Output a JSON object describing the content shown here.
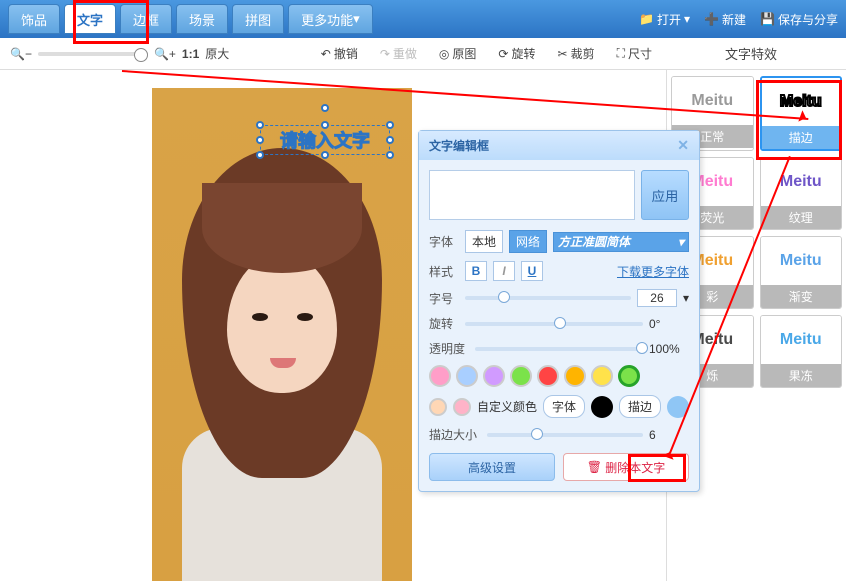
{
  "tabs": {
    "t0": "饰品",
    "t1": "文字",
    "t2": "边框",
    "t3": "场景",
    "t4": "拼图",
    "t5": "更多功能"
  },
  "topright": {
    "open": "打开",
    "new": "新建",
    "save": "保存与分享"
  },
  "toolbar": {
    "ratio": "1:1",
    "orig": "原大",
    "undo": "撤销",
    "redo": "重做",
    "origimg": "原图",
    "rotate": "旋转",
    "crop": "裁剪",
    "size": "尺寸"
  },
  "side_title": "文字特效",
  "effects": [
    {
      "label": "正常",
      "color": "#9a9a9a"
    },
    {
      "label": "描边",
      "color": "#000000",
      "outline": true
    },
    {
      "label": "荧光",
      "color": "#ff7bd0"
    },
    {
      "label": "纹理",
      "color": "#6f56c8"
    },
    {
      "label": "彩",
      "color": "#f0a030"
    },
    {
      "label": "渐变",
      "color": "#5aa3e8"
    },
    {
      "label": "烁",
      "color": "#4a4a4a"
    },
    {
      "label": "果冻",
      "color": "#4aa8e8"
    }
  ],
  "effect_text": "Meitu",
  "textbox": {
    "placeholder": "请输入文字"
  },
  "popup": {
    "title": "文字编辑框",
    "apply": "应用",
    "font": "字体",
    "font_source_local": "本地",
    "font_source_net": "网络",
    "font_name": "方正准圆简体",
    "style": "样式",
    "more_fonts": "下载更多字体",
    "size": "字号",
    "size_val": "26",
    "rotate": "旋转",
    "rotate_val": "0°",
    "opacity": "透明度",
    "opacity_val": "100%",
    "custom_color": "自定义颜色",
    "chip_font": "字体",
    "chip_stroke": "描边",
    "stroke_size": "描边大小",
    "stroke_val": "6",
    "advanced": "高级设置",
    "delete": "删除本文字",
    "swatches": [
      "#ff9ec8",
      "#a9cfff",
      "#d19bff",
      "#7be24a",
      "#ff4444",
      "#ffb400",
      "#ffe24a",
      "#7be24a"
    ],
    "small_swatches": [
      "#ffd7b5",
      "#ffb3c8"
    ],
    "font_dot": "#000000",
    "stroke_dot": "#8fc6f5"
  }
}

*****

Goal: Select and copy every line of the material that holds the string "label".

Response to this exercise:
      "label": "正常",
      "label": "描边",
      "label": "荧光",
      "label": "纹理",
      "label": "彩",
      "label": "渐变",
      "label": "烁",
      "label": "果冻",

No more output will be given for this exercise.